# [Extracted data entries]
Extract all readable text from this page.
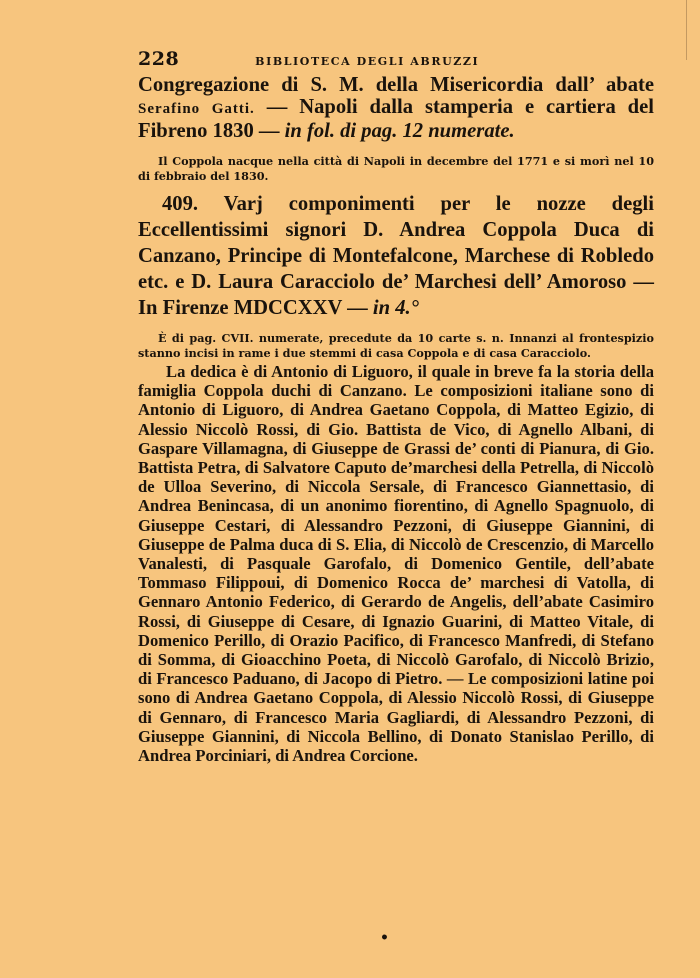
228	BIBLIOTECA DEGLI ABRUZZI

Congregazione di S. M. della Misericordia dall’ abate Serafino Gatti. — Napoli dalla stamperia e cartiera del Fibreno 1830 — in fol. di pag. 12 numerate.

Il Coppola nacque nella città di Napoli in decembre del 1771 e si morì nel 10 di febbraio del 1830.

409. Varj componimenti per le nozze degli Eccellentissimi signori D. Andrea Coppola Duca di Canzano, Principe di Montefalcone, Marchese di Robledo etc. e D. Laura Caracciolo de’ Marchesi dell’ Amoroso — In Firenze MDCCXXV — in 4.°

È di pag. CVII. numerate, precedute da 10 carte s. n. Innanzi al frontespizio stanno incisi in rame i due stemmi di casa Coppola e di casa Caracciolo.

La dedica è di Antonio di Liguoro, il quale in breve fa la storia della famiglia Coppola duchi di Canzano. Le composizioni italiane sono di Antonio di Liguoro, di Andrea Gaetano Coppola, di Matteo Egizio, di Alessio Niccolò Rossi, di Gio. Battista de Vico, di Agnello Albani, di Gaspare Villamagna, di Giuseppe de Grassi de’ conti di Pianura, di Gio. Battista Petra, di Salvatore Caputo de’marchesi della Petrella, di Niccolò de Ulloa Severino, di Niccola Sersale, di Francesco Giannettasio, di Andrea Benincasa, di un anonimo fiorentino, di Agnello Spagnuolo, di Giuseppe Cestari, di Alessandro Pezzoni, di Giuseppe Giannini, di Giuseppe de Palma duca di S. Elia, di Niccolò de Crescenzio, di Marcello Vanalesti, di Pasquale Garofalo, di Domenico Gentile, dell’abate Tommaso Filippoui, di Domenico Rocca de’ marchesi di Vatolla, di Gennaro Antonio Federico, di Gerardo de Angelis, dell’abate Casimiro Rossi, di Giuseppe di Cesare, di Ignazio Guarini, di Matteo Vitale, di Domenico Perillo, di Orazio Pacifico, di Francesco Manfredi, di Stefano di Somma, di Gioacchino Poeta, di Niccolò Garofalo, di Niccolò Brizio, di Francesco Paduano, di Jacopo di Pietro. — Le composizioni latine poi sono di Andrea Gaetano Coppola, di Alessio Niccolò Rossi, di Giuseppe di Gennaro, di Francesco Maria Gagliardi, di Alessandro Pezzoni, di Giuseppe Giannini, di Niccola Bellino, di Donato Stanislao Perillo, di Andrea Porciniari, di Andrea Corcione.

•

# [Task brief]
Images must not appear in the copy; reproduce everything else in the records verbatim.

# [Correct answer]
Extract all readable text from this page.
228	BIBLIOTECA DEGLI ABRUZZI

Congregazione di S. M. della Misericordia dall’ abate Serafino Gatti. — Napoli dalla stamperia e cartiera del Fibreno 1830 — in fol. di pag. 12 numerate.

Il Coppola nacque nella città di Napoli in decembre del 1771 e si morì nel 10 di febbraio del 1830.

409. Varj componimenti per le nozze degli Eccellentissimi signori D. Andrea Coppola Duca di Canzano, Principe di Montefalcone, Marchese di Robledo etc. e D. Laura Caracciolo de’ Marchesi dell’ Amoroso — In Firenze MDCCXXV — in 4.°

È di pag. CVII. numerate, precedute da 10 carte s. n. Innanzi al frontespizio stanno incisi in rame i due stemmi di casa Coppola e di casa Caracciolo.

La dedica è di Antonio di Liguoro, il quale in breve fa la storia della famiglia Coppola duchi di Canzano. Le composizioni italiane sono di Antonio di Liguoro, di Andrea Gaetano Coppola, di Matteo Egizio, di Alessio Niccolò Rossi, di Gio. Battista de Vico, di Agnello Albani, di Gaspare Villamagna, di Giuseppe de Grassi de’ conti di Pianura, di Gio. Battista Petra, di Salvatore Caputo de’marchesi della Petrella, di Niccolò de Ulloa Severino, di Niccola Sersale, di Francesco Giannettasio, di Andrea Benincasa, di un anonimo fiorentino, di Agnello Spagnuolo, di Giuseppe Cestari, di Alessandro Pezzoni, di Giuseppe Giannini, di Giuseppe de Palma duca di S. Elia, di Niccolò de Crescenzio, di Marcello Vanalesti, di Pasquale Garofalo, di Domenico Gentile, dell’abate Tommaso Filippoui, di Domenico Rocca de’ marchesi di Vatolla, di Gennaro Antonio Federico, di Gerardo de Angelis, dell’abate Casimiro Rossi, di Giuseppe di Cesare, di Ignazio Guarini, di Matteo Vitale, di Domenico Perillo, di Orazio Pacifico, di Francesco Manfredi, di Stefano di Somma, di Gioacchino Poeta, di Niccolò Garofalo, di Niccolò Brizio, di Francesco Paduano, di Jacopo di Pietro. — Le composizioni latine poi sono di Andrea Gaetano Coppola, di Alessio Niccolò Rossi, di Giuseppe di Gennaro, di Francesco Maria Gagliardi, di Alessandro Pezzoni, di Giuseppe Giannini, di Niccola Bellino, di Donato Stanislao Perillo, di Andrea Porciniari, di Andrea Corcione.

•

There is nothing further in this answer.